EXERCISE GOAL: Your task is to output the data exactly as it stands.

begin DATA TO USE

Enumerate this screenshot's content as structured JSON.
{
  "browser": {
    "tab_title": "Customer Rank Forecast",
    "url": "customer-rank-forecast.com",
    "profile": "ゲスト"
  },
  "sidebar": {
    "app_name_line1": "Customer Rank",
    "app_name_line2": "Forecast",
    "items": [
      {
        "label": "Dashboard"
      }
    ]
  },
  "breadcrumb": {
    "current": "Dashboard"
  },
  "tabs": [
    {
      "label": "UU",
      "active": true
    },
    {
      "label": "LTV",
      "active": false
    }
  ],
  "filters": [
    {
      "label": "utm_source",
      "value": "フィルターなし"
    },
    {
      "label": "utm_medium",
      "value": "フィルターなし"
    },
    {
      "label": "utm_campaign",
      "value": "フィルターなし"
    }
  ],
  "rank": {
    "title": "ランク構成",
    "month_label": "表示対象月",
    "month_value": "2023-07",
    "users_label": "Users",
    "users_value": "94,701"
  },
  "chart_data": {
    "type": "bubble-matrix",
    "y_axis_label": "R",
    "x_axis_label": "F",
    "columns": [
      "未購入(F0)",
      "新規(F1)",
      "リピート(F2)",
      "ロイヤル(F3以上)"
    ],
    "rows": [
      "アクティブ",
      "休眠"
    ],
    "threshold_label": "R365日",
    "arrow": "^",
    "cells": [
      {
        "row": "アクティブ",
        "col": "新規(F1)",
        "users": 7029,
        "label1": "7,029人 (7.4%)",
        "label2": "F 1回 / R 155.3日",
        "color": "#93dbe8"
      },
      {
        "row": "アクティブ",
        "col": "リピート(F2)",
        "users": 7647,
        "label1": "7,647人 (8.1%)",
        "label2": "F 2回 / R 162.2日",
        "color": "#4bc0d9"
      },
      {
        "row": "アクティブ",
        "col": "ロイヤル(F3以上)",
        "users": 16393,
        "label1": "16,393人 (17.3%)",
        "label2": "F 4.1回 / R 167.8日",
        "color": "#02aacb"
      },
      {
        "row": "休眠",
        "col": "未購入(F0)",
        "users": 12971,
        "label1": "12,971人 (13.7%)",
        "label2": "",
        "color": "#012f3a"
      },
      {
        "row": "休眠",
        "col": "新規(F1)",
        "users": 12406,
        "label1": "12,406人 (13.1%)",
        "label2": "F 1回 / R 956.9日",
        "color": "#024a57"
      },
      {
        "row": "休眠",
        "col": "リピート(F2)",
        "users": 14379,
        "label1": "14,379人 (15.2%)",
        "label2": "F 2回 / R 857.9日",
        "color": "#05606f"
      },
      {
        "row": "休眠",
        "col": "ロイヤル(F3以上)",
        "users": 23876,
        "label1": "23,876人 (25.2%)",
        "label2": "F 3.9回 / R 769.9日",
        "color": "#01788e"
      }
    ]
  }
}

end DATA TO USE

RESULT:
Enumerate this screenshot's content as structured JSON.
{
  "browser": {
    "tab_title": "Customer Rank Forecast",
    "url": "customer-rank-forecast.com",
    "profile": "ゲスト"
  },
  "sidebar": {
    "app_name_line1": "Customer Rank",
    "app_name_line2": "Forecast",
    "items": [
      {
        "label": "Dashboard"
      }
    ]
  },
  "breadcrumb": {
    "current": "Dashboard"
  },
  "tabs": [
    {
      "label": "UU",
      "active": true
    },
    {
      "label": "LTV",
      "active": false
    }
  ],
  "filters": [
    {
      "label": "utm_source",
      "value": "フィルターなし"
    },
    {
      "label": "utm_medium",
      "value": "フィルターなし"
    },
    {
      "label": "utm_campaign",
      "value": "フィルターなし"
    }
  ],
  "rank": {
    "title": "ランク構成",
    "month_label": "表示対象月",
    "month_value": "2023-07",
    "users_label": "Users",
    "users_value": "94,701"
  },
  "chart_data": {
    "type": "bubble-matrix",
    "y_axis_label": "R",
    "x_axis_label": "F",
    "columns": [
      "未購入(F0)",
      "新規(F1)",
      "リピート(F2)",
      "ロイヤル(F3以上)"
    ],
    "rows": [
      "アクティブ",
      "休眠"
    ],
    "threshold_label": "R365日",
    "arrow": "^",
    "cells": [
      {
        "row": "アクティブ",
        "col": "新規(F1)",
        "users": 7029,
        "label1": "7,029人 (7.4%)",
        "label2": "F 1回 / R 155.3日",
        "color": "#93dbe8"
      },
      {
        "row": "アクティブ",
        "col": "リピート(F2)",
        "users": 7647,
        "label1": "7,647人 (8.1%)",
        "label2": "F 2回 / R 162.2日",
        "color": "#4bc0d9"
      },
      {
        "row": "アクティブ",
        "col": "ロイヤル(F3以上)",
        "users": 16393,
        "label1": "16,393人 (17.3%)",
        "label2": "F 4.1回 / R 167.8日",
        "color": "#02aacb"
      },
      {
        "row": "休眠",
        "col": "未購入(F0)",
        "users": 12971,
        "label1": "12,971人 (13.7%)",
        "label2": "",
        "color": "#012f3a"
      },
      {
        "row": "休眠",
        "col": "新規(F1)",
        "users": 12406,
        "label1": "12,406人 (13.1%)",
        "label2": "F 1回 / R 956.9日",
        "color": "#024a57"
      },
      {
        "row": "休眠",
        "col": "リピート(F2)",
        "users": 14379,
        "label1": "14,379人 (15.2%)",
        "label2": "F 2回 / R 857.9日",
        "color": "#05606f"
      },
      {
        "row": "休眠",
        "col": "ロイヤル(F3以上)",
        "users": 23876,
        "label1": "23,876人 (25.2%)",
        "label2": "F 3.9回 / R 769.9日",
        "color": "#01788e"
      }
    ]
  }
}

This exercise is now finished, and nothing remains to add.